◆ **Material shown**
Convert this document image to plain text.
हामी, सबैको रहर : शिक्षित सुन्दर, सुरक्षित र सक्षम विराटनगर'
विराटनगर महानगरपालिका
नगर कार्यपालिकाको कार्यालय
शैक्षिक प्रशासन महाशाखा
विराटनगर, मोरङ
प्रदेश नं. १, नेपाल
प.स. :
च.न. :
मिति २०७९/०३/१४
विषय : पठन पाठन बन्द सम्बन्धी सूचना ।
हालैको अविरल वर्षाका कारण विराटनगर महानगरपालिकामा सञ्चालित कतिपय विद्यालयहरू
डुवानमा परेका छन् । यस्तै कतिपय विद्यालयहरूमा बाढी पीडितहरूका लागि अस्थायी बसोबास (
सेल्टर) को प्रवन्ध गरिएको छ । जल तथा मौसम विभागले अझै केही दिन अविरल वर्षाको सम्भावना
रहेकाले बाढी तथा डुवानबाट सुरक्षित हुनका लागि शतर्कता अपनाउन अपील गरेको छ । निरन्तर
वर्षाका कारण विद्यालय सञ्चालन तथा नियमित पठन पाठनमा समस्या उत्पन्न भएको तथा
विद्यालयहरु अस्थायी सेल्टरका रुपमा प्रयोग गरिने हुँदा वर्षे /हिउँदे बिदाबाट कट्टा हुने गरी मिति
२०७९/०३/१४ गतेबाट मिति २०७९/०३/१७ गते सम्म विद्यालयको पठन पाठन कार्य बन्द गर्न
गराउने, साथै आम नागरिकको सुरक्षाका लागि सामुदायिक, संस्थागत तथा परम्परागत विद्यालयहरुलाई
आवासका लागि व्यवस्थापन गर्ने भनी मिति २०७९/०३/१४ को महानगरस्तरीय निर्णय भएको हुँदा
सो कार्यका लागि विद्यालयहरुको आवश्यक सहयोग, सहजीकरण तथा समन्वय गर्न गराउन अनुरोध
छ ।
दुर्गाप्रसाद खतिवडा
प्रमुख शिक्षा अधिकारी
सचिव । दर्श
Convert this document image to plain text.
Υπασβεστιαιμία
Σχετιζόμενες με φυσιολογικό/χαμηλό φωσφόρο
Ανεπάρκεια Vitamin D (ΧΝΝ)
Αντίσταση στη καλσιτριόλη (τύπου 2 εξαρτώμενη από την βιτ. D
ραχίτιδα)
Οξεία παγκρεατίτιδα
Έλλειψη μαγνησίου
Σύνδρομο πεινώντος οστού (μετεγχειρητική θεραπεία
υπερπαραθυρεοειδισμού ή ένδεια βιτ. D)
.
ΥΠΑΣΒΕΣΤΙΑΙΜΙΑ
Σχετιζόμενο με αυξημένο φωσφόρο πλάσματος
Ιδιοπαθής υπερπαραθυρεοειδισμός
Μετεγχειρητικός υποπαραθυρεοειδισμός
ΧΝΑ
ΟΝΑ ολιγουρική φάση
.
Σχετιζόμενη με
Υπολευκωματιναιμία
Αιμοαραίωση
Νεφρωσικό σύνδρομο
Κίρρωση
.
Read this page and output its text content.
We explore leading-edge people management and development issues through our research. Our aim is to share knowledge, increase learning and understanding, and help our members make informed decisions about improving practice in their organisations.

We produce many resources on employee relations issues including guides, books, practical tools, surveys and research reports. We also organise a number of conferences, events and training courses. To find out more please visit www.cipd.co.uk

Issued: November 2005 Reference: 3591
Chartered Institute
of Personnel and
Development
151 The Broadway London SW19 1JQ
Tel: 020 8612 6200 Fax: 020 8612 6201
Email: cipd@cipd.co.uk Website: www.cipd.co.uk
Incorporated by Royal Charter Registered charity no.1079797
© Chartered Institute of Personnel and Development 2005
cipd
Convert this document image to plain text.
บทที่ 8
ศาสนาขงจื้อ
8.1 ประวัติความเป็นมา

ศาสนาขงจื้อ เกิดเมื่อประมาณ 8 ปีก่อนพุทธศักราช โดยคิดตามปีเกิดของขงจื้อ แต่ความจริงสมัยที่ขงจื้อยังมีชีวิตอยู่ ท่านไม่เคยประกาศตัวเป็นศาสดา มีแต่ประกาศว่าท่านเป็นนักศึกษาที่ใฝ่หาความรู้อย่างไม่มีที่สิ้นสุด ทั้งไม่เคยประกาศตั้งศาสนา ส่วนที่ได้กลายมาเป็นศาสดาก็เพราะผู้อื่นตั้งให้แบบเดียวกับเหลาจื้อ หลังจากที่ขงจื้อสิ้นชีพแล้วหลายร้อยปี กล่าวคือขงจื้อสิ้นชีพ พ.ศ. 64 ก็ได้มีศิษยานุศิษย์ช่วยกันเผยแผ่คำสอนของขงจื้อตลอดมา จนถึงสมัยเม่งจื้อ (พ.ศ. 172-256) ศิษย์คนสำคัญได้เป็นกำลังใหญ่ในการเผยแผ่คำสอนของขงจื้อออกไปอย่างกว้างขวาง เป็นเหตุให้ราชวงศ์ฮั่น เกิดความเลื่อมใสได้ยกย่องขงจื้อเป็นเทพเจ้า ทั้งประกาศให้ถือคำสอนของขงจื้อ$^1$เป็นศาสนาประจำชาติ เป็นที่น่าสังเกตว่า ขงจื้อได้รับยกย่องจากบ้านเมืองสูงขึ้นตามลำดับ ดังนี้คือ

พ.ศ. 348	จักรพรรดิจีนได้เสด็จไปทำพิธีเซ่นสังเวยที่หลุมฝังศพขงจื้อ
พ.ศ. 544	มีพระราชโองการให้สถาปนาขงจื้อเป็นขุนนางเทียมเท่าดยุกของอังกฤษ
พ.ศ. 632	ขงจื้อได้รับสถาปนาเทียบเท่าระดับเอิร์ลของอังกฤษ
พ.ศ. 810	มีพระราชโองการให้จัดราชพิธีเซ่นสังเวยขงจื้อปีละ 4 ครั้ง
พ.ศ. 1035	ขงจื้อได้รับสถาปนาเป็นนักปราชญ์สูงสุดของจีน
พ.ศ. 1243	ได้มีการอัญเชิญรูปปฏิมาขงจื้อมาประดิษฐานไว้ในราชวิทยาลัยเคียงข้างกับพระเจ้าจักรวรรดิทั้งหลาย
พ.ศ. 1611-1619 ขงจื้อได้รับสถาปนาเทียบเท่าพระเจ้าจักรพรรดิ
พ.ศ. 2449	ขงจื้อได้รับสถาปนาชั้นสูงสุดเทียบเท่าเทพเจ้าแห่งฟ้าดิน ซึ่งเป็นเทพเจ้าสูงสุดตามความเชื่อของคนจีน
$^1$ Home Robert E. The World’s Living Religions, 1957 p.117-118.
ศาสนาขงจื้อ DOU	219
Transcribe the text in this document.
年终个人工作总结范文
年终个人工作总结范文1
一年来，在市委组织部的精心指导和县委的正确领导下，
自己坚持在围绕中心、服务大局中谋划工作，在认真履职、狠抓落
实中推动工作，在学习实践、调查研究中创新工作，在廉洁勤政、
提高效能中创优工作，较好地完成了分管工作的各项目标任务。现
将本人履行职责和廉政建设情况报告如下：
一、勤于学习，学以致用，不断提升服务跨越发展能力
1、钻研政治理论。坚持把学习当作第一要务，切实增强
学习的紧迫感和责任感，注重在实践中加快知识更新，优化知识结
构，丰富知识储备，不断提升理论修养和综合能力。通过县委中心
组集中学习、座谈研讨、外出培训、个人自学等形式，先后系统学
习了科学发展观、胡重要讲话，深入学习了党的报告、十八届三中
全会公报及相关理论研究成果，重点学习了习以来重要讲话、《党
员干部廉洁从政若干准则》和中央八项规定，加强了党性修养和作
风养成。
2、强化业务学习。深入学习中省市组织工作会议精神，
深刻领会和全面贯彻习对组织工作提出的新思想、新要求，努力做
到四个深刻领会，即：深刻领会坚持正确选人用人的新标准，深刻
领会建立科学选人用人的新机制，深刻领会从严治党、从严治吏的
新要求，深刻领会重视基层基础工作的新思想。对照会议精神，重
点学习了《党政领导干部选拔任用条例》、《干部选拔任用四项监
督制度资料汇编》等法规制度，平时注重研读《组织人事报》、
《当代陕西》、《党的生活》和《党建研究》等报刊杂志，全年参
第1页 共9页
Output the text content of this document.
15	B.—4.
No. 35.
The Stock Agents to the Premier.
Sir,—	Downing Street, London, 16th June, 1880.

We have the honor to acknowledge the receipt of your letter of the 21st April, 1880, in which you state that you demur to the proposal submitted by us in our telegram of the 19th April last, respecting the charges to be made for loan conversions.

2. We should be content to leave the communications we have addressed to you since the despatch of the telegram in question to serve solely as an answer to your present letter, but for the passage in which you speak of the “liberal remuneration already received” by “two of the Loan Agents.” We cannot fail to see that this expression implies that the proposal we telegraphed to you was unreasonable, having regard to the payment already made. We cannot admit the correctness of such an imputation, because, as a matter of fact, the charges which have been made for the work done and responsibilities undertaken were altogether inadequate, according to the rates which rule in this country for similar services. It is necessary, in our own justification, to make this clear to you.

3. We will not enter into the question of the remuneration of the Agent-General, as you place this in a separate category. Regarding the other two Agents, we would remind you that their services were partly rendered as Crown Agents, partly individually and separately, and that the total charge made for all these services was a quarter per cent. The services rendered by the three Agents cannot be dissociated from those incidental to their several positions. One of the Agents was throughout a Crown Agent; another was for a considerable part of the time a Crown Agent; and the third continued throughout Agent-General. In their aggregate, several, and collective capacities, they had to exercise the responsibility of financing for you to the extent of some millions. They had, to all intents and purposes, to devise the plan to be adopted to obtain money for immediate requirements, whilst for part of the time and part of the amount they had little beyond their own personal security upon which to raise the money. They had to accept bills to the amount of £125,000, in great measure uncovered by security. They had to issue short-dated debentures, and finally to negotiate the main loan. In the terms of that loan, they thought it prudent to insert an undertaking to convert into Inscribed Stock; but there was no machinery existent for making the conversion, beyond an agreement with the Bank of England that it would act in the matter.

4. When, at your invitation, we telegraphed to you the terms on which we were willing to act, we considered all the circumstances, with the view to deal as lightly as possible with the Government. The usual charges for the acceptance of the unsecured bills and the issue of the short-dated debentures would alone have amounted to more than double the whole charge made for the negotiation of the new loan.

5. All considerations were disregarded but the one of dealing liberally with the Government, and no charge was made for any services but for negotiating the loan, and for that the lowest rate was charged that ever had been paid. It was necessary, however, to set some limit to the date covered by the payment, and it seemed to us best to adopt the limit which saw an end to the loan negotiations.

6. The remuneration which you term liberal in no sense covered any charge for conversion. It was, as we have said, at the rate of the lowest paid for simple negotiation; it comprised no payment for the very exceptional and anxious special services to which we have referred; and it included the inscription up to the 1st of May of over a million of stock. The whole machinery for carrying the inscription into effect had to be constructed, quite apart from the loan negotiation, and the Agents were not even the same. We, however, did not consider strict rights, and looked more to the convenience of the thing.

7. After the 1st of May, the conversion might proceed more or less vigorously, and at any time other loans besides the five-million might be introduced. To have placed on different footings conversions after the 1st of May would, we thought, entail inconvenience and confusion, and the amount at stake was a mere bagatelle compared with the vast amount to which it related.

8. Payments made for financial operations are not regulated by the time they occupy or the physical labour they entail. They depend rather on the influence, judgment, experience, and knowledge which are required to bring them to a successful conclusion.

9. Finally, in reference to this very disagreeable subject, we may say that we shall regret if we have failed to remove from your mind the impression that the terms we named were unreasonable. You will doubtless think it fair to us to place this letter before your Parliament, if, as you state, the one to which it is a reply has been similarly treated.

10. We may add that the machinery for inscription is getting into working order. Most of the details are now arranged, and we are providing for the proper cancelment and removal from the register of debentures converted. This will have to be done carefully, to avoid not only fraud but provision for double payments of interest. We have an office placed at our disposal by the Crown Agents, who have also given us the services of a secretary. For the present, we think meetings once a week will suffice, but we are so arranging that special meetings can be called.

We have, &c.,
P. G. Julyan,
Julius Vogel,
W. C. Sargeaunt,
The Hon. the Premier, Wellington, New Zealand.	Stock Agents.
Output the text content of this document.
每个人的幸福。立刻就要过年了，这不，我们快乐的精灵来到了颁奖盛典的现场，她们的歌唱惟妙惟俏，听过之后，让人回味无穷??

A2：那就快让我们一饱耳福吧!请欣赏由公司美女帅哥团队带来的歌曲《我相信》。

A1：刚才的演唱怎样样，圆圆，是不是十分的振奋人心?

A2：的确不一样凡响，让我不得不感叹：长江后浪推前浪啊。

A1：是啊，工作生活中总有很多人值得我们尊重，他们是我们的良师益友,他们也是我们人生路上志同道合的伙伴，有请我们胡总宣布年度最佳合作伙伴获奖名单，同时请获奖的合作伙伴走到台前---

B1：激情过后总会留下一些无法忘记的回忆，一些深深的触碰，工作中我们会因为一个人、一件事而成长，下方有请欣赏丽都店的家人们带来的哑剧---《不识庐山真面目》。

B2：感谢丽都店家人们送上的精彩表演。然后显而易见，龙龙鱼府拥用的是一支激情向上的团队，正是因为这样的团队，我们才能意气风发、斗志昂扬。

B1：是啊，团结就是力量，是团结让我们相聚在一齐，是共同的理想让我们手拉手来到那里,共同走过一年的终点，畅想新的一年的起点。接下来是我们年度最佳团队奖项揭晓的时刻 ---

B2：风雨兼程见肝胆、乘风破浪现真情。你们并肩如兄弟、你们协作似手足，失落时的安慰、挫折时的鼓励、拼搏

◆ **What the task requires**
Go through the listing above and locate each line that holds the word "proposal". Copy those lines.

◆ **Exercise response**
We have the honor to acknowledge the receipt of your letter of the 21st April, 1880, in which you state that you demur to the proposal submitted by us in our telegram of the 19th April last, respecting the charges to be made for loan conversions.
2. We should be content to leave the communications we have addressed to you since the despatch of the telegram in question to serve solely as an answer to your present letter, but for the passage in which you speak of the “liberal remuneration already received” by “two of the Loan Agents.” We cannot fail to see that this expression implies that the proposal we telegraphed to you was unreasonable, having regard to the payment already made. We cannot admit the correctness of such an imputation, because, as a matter of fact, the charges which have been made for the work done and responsibilities undertaken were altogether inadequate, according to the rates which rule in this country for similar services. It is necessary, in our own justification, to make this clear to you.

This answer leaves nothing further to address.